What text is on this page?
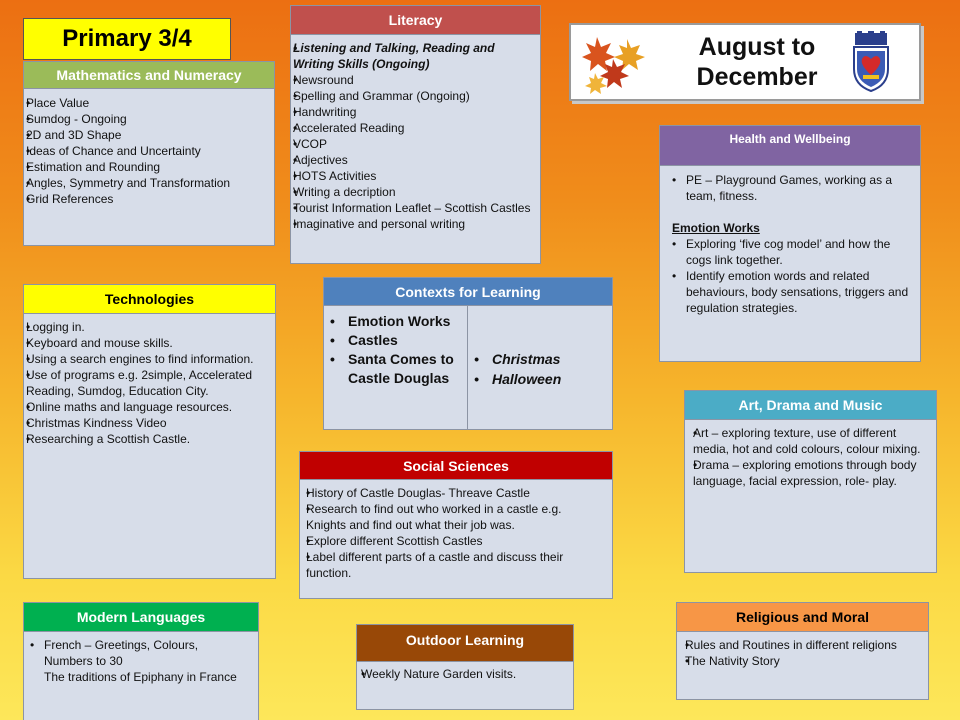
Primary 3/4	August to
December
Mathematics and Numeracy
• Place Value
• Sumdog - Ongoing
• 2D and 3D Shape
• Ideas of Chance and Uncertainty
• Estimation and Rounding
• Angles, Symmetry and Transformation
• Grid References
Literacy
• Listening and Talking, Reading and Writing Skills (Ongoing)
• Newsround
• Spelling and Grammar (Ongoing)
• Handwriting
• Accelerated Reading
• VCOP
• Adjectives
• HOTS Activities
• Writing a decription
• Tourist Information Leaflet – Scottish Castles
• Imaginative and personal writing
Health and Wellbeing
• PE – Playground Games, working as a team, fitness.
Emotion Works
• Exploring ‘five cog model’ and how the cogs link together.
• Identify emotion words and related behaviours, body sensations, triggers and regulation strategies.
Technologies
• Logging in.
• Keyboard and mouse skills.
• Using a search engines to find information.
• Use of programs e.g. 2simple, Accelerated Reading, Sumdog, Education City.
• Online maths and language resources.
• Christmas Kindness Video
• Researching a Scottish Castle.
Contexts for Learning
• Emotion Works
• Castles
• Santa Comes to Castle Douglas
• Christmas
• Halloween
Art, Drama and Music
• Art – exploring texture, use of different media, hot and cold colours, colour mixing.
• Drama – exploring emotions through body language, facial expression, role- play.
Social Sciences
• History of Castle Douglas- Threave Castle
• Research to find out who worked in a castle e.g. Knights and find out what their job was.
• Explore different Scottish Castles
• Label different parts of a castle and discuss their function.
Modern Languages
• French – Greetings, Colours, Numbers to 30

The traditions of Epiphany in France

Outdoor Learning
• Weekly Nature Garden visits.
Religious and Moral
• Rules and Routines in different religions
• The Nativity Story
----
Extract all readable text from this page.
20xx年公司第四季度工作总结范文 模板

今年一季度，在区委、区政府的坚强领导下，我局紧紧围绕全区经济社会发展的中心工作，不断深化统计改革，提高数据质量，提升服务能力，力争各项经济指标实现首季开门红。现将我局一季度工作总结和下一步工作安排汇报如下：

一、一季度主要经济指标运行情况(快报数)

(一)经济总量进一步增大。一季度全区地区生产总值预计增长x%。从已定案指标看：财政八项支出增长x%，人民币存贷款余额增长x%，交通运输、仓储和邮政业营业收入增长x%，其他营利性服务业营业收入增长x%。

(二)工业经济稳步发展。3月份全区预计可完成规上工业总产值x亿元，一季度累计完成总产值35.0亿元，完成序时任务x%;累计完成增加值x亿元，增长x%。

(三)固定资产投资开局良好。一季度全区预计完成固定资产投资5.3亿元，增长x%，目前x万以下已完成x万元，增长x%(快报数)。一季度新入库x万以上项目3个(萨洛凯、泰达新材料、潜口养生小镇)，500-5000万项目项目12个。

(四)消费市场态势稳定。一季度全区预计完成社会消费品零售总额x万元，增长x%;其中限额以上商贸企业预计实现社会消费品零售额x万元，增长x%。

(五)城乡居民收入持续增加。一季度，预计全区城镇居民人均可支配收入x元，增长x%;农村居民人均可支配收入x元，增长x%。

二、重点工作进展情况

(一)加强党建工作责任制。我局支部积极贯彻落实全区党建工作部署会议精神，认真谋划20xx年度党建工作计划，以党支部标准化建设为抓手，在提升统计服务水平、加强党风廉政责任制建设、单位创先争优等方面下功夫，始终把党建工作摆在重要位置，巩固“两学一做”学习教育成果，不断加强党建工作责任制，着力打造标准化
----
Pick out the lines that contain "Reading" and copy them.

Output:
• Listening and Talking, Reading and Writing Skills (Ongoing)
• Accelerated Reading
• Use of programs e.g. 2simple, Accelerated Reading, Sumdog, Education City.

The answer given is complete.